(Stored data)
******************************

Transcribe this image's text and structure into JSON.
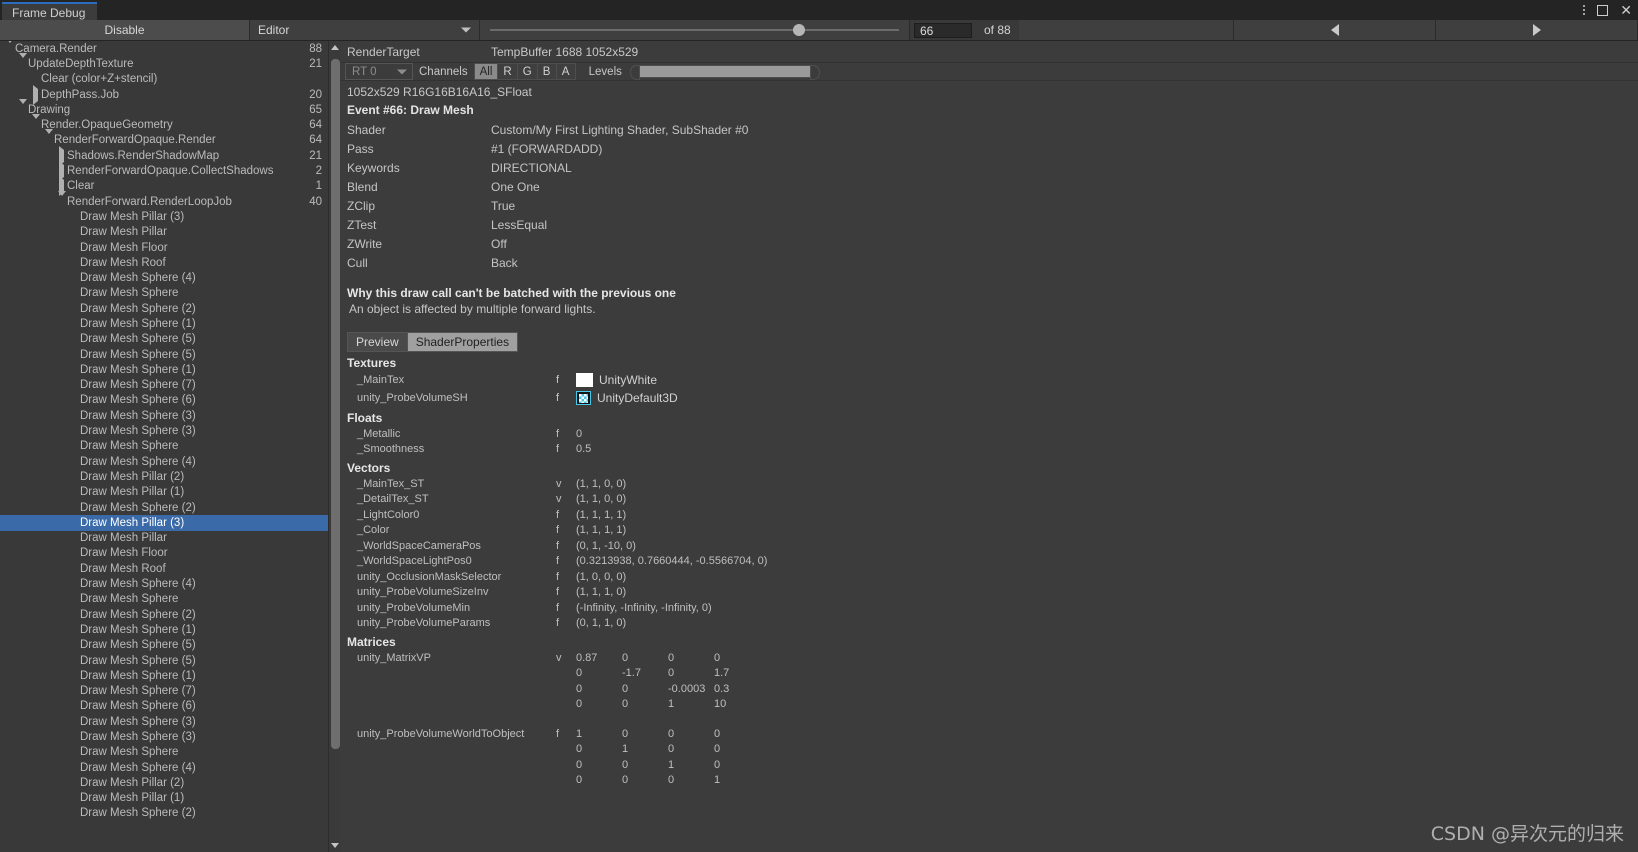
{
  "window": {
    "tab_title": "Frame Debug",
    "menu_icon": "kebab-menu-icon",
    "maximize_icon": "maximize-icon",
    "close_icon": "close-icon"
  },
  "toolbar": {
    "disable_label": "Disable",
    "target_label": "Editor",
    "event_value": "66",
    "event_total_label": "of 88",
    "prev_icon": "triangle-left-icon",
    "next_icon": "triangle-right-icon",
    "slider_percent": 74
  },
  "tree": {
    "rows": [
      {
        "depth": 0,
        "twisty": "down",
        "label": "Camera.Render",
        "count": "88",
        "selected": false
      },
      {
        "depth": 1,
        "twisty": "down",
        "label": "UpdateDepthTexture",
        "count": "21",
        "selected": false
      },
      {
        "depth": 2,
        "twisty": "none",
        "label": "Clear (color+Z+stencil)",
        "count": "",
        "selected": false
      },
      {
        "depth": 2,
        "twisty": "right",
        "label": "DepthPass.Job",
        "count": "20",
        "selected": false
      },
      {
        "depth": 1,
        "twisty": "down",
        "label": "Drawing",
        "count": "65",
        "selected": false
      },
      {
        "depth": 2,
        "twisty": "down",
        "label": "Render.OpaqueGeometry",
        "count": "64",
        "selected": false
      },
      {
        "depth": 3,
        "twisty": "down",
        "label": "RenderForwardOpaque.Render",
        "count": "64",
        "selected": false
      },
      {
        "depth": 4,
        "twisty": "right",
        "label": "Shadows.RenderShadowMap",
        "count": "21",
        "selected": false
      },
      {
        "depth": 4,
        "twisty": "right",
        "label": "RenderForwardOpaque.CollectShadows",
        "count": "2",
        "selected": false
      },
      {
        "depth": 4,
        "twisty": "right",
        "label": "Clear",
        "count": "1",
        "selected": false
      },
      {
        "depth": 4,
        "twisty": "down",
        "label": "RenderForward.RenderLoopJob",
        "count": "40",
        "selected": false
      },
      {
        "depth": 5,
        "twisty": "none",
        "label": "Draw Mesh Pillar (3)",
        "count": "",
        "selected": false
      },
      {
        "depth": 5,
        "twisty": "none",
        "label": "Draw Mesh Pillar",
        "count": "",
        "selected": false
      },
      {
        "depth": 5,
        "twisty": "none",
        "label": "Draw Mesh Floor",
        "count": "",
        "selected": false
      },
      {
        "depth": 5,
        "twisty": "none",
        "label": "Draw Mesh Roof",
        "count": "",
        "selected": false
      },
      {
        "depth": 5,
        "twisty": "none",
        "label": "Draw Mesh Sphere (4)",
        "count": "",
        "selected": false
      },
      {
        "depth": 5,
        "twisty": "none",
        "label": "Draw Mesh Sphere",
        "count": "",
        "selected": false
      },
      {
        "depth": 5,
        "twisty": "none",
        "label": "Draw Mesh Sphere (2)",
        "count": "",
        "selected": false
      },
      {
        "depth": 5,
        "twisty": "none",
        "label": "Draw Mesh Sphere (1)",
        "count": "",
        "selected": false
      },
      {
        "depth": 5,
        "twisty": "none",
        "label": "Draw Mesh Sphere (5)",
        "count": "",
        "selected": false
      },
      {
        "depth": 5,
        "twisty": "none",
        "label": "Draw Mesh Sphere (5)",
        "count": "",
        "selected": false
      },
      {
        "depth": 5,
        "twisty": "none",
        "label": "Draw Mesh Sphere (1)",
        "count": "",
        "selected": false
      },
      {
        "depth": 5,
        "twisty": "none",
        "label": "Draw Mesh Sphere (7)",
        "count": "",
        "selected": false
      },
      {
        "depth": 5,
        "twisty": "none",
        "label": "Draw Mesh Sphere (6)",
        "count": "",
        "selected": false
      },
      {
        "depth": 5,
        "twisty": "none",
        "label": "Draw Mesh Sphere (3)",
        "count": "",
        "selected": false
      },
      {
        "depth": 5,
        "twisty": "none",
        "label": "Draw Mesh Sphere (3)",
        "count": "",
        "selected": false
      },
      {
        "depth": 5,
        "twisty": "none",
        "label": "Draw Mesh Sphere",
        "count": "",
        "selected": false
      },
      {
        "depth": 5,
        "twisty": "none",
        "label": "Draw Mesh Sphere (4)",
        "count": "",
        "selected": false
      },
      {
        "depth": 5,
        "twisty": "none",
        "label": "Draw Mesh Pillar (2)",
        "count": "",
        "selected": false
      },
      {
        "depth": 5,
        "twisty": "none",
        "label": "Draw Mesh Pillar (1)",
        "count": "",
        "selected": false
      },
      {
        "depth": 5,
        "twisty": "none",
        "label": "Draw Mesh Sphere (2)",
        "count": "",
        "selected": false
      },
      {
        "depth": 5,
        "twisty": "none",
        "label": "Draw Mesh Pillar (3)",
        "count": "",
        "selected": true
      },
      {
        "depth": 5,
        "twisty": "none",
        "label": "Draw Mesh Pillar",
        "count": "",
        "selected": false
      },
      {
        "depth": 5,
        "twisty": "none",
        "label": "Draw Mesh Floor",
        "count": "",
        "selected": false
      },
      {
        "depth": 5,
        "twisty": "none",
        "label": "Draw Mesh Roof",
        "count": "",
        "selected": false
      },
      {
        "depth": 5,
        "twisty": "none",
        "label": "Draw Mesh Sphere (4)",
        "count": "",
        "selected": false
      },
      {
        "depth": 5,
        "twisty": "none",
        "label": "Draw Mesh Sphere",
        "count": "",
        "selected": false
      },
      {
        "depth": 5,
        "twisty": "none",
        "label": "Draw Mesh Sphere (2)",
        "count": "",
        "selected": false
      },
      {
        "depth": 5,
        "twisty": "none",
        "label": "Draw Mesh Sphere (1)",
        "count": "",
        "selected": false
      },
      {
        "depth": 5,
        "twisty": "none",
        "label": "Draw Mesh Sphere (5)",
        "count": "",
        "selected": false
      },
      {
        "depth": 5,
        "twisty": "none",
        "label": "Draw Mesh Sphere (5)",
        "count": "",
        "selected": false
      },
      {
        "depth": 5,
        "twisty": "none",
        "label": "Draw Mesh Sphere (1)",
        "count": "",
        "selected": false
      },
      {
        "depth": 5,
        "twisty": "none",
        "label": "Draw Mesh Sphere (7)",
        "count": "",
        "selected": false
      },
      {
        "depth": 5,
        "twisty": "none",
        "label": "Draw Mesh Sphere (6)",
        "count": "",
        "selected": false
      },
      {
        "depth": 5,
        "twisty": "none",
        "label": "Draw Mesh Sphere (3)",
        "count": "",
        "selected": false
      },
      {
        "depth": 5,
        "twisty": "none",
        "label": "Draw Mesh Sphere (3)",
        "count": "",
        "selected": false
      },
      {
        "depth": 5,
        "twisty": "none",
        "label": "Draw Mesh Sphere",
        "count": "",
        "selected": false
      },
      {
        "depth": 5,
        "twisty": "none",
        "label": "Draw Mesh Sphere (4)",
        "count": "",
        "selected": false
      },
      {
        "depth": 5,
        "twisty": "none",
        "label": "Draw Mesh Pillar (2)",
        "count": "",
        "selected": false
      },
      {
        "depth": 5,
        "twisty": "none",
        "label": "Draw Mesh Pillar (1)",
        "count": "",
        "selected": false
      },
      {
        "depth": 5,
        "twisty": "none",
        "label": "Draw Mesh Sphere (2)",
        "count": "",
        "selected": false
      }
    ]
  },
  "detail": {
    "render_target_key": "RenderTarget",
    "render_target_value": "TempBuffer 1688 1052x529",
    "rt_select": "RT 0",
    "channels_label": "Channels",
    "channels": [
      "All",
      "R",
      "G",
      "B",
      "A"
    ],
    "channel_active": "All",
    "levels_label": "Levels",
    "format_line": "1052x529 R16G16B16A16_SFloat",
    "event_title": "Event #66: Draw Mesh",
    "props": [
      {
        "k": "Shader",
        "v": "Custom/My First Lighting Shader, SubShader #0"
      },
      {
        "k": "Pass",
        "v": "#1 (FORWARDADD)"
      },
      {
        "k": "Keywords",
        "v": "DIRECTIONAL"
      },
      {
        "k": "Blend",
        "v": "One One"
      },
      {
        "k": "ZClip",
        "v": "True"
      },
      {
        "k": "ZTest",
        "v": "LessEqual"
      },
      {
        "k": "ZWrite",
        "v": "Off"
      },
      {
        "k": "Cull",
        "v": "Back"
      }
    ],
    "why_title": "Why this draw call can't be batched with the previous one",
    "why_body": "An object is affected by multiple forward lights.",
    "tabs": [
      {
        "label": "Preview",
        "active": false
      },
      {
        "label": "ShaderProperties",
        "active": true
      }
    ],
    "textures_title": "Textures",
    "textures": [
      {
        "name": "_MainTex",
        "type": "f",
        "value": "UnityWhite",
        "swatch": "white"
      },
      {
        "name": "unity_ProbeVolumeSH",
        "type": "f",
        "value": "UnityDefault3D",
        "swatch": "checker3d"
      }
    ],
    "floats_title": "Floats",
    "floats": [
      {
        "name": "_Metallic",
        "type": "f",
        "value": "0"
      },
      {
        "name": "_Smoothness",
        "type": "f",
        "value": "0.5"
      }
    ],
    "vectors_title": "Vectors",
    "vectors": [
      {
        "name": "_MainTex_ST",
        "type": "v",
        "value": "(1, 1, 0, 0)"
      },
      {
        "name": "_DetailTex_ST",
        "type": "v",
        "value": "(1, 1, 0, 0)"
      },
      {
        "name": "_LightColor0",
        "type": "f",
        "value": "(1, 1, 1, 1)"
      },
      {
        "name": "_Color",
        "type": "f",
        "value": "(1, 1, 1, 1)"
      },
      {
        "name": "_WorldSpaceCameraPos",
        "type": "f",
        "value": "(0, 1, -10, 0)"
      },
      {
        "name": "_WorldSpaceLightPos0",
        "type": "f",
        "value": "(0.3213938, 0.7660444, -0.5566704, 0)"
      },
      {
        "name": "unity_OcclusionMaskSelector",
        "type": "f",
        "value": "(1, 0, 0, 0)"
      },
      {
        "name": "unity_ProbeVolumeSizeInv",
        "type": "f",
        "value": "(1, 1, 1, 0)"
      },
      {
        "name": "unity_ProbeVolumeMin",
        "type": "f",
        "value": "(-Infinity, -Infinity, -Infinity, 0)"
      },
      {
        "name": "unity_ProbeVolumeParams",
        "type": "f",
        "value": "(0, 1, 1, 0)"
      }
    ],
    "matrices_title": "Matrices",
    "matrices": [
      {
        "name": "unity_MatrixVP",
        "type": "v",
        "rows": [
          [
            "0.87",
            "0",
            "0",
            "0"
          ],
          [
            "0",
            "-1.7",
            "0",
            "1.7"
          ],
          [
            "0",
            "0",
            "-0.0003",
            "0.3"
          ],
          [
            "0",
            "0",
            "1",
            "10"
          ]
        ]
      },
      {
        "name": "unity_ProbeVolumeWorldToObject",
        "type": "f",
        "rows": [
          [
            "1",
            "0",
            "0",
            "0"
          ],
          [
            "0",
            "1",
            "0",
            "0"
          ],
          [
            "0",
            "0",
            "1",
            "0"
          ],
          [
            "0",
            "0",
            "0",
            "1"
          ]
        ]
      }
    ]
  },
  "watermark": "CSDN @异次元的归来"
}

******************************

• [Requirement] Extract each line holding the string "RenderForwardOpaque".

• [Result]
        "label": "RenderForwardOpaque.Render",
        "label": "RenderForwardOpaque.CollectShadows",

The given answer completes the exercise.